» Exercise instructions: Give only the number of lines in the data that contain the word "this".

(Stored data entries)

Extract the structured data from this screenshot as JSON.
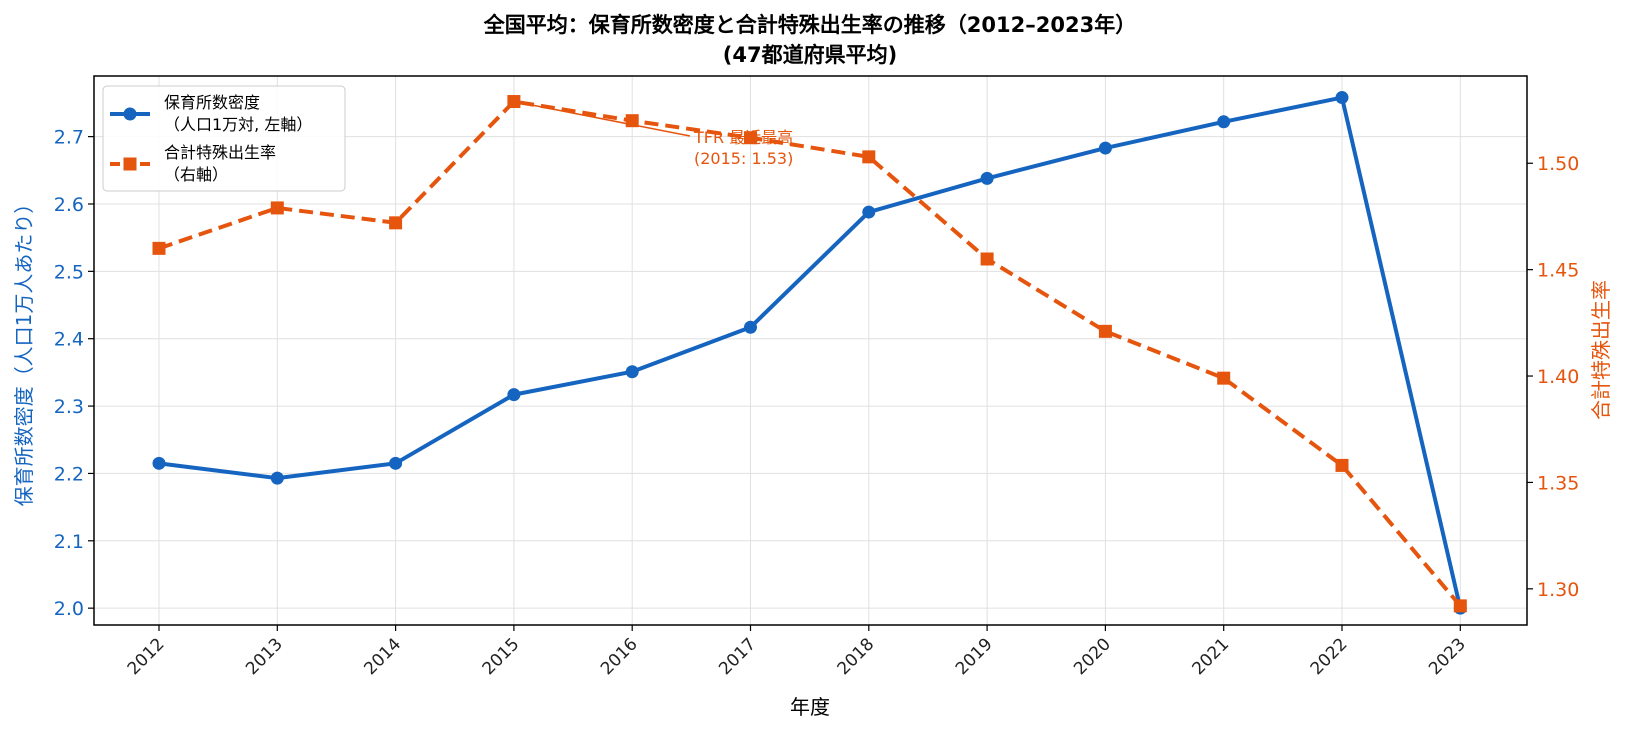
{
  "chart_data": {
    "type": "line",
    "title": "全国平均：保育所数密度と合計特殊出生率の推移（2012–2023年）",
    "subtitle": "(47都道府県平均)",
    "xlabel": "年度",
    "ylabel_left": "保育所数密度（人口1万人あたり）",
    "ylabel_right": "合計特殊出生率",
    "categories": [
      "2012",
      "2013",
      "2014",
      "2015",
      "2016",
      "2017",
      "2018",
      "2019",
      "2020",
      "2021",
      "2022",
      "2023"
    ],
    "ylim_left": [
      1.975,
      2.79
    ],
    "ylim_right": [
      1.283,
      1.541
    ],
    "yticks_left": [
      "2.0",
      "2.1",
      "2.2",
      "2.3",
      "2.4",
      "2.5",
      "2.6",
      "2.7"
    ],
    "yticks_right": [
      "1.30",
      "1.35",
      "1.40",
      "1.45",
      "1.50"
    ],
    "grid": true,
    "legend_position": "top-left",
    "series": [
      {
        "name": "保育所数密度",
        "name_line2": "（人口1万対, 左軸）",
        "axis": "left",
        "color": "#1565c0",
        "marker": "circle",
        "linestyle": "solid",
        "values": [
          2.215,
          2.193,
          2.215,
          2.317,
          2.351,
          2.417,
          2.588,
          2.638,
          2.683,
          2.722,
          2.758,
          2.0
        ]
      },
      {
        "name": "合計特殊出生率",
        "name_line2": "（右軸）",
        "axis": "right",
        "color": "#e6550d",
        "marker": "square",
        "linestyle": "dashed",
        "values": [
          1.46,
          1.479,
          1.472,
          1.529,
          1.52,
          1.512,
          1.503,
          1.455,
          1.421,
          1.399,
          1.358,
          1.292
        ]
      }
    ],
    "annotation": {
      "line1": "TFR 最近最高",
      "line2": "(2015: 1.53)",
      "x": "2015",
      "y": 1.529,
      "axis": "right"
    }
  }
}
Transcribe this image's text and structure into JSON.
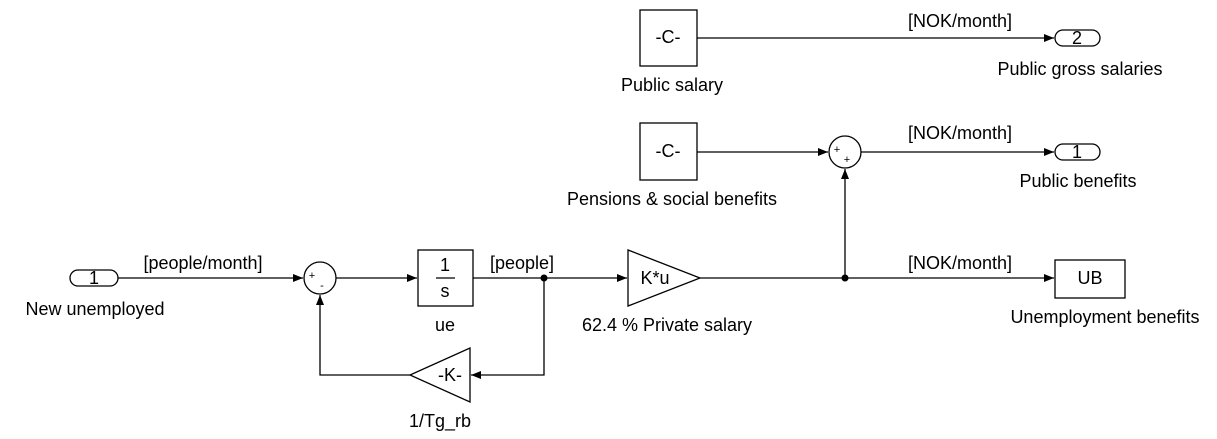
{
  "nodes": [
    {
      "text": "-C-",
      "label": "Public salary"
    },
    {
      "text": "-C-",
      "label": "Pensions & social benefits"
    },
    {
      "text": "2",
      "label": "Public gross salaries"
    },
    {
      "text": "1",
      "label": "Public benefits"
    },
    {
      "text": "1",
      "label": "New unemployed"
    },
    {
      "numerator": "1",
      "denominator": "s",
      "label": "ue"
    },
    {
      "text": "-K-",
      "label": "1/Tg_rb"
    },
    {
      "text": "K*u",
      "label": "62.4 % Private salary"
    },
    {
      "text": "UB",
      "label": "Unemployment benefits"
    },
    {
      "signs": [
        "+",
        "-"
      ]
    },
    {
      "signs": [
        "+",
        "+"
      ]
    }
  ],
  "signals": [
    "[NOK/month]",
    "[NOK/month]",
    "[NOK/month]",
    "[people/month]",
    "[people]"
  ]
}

» Complete response: 2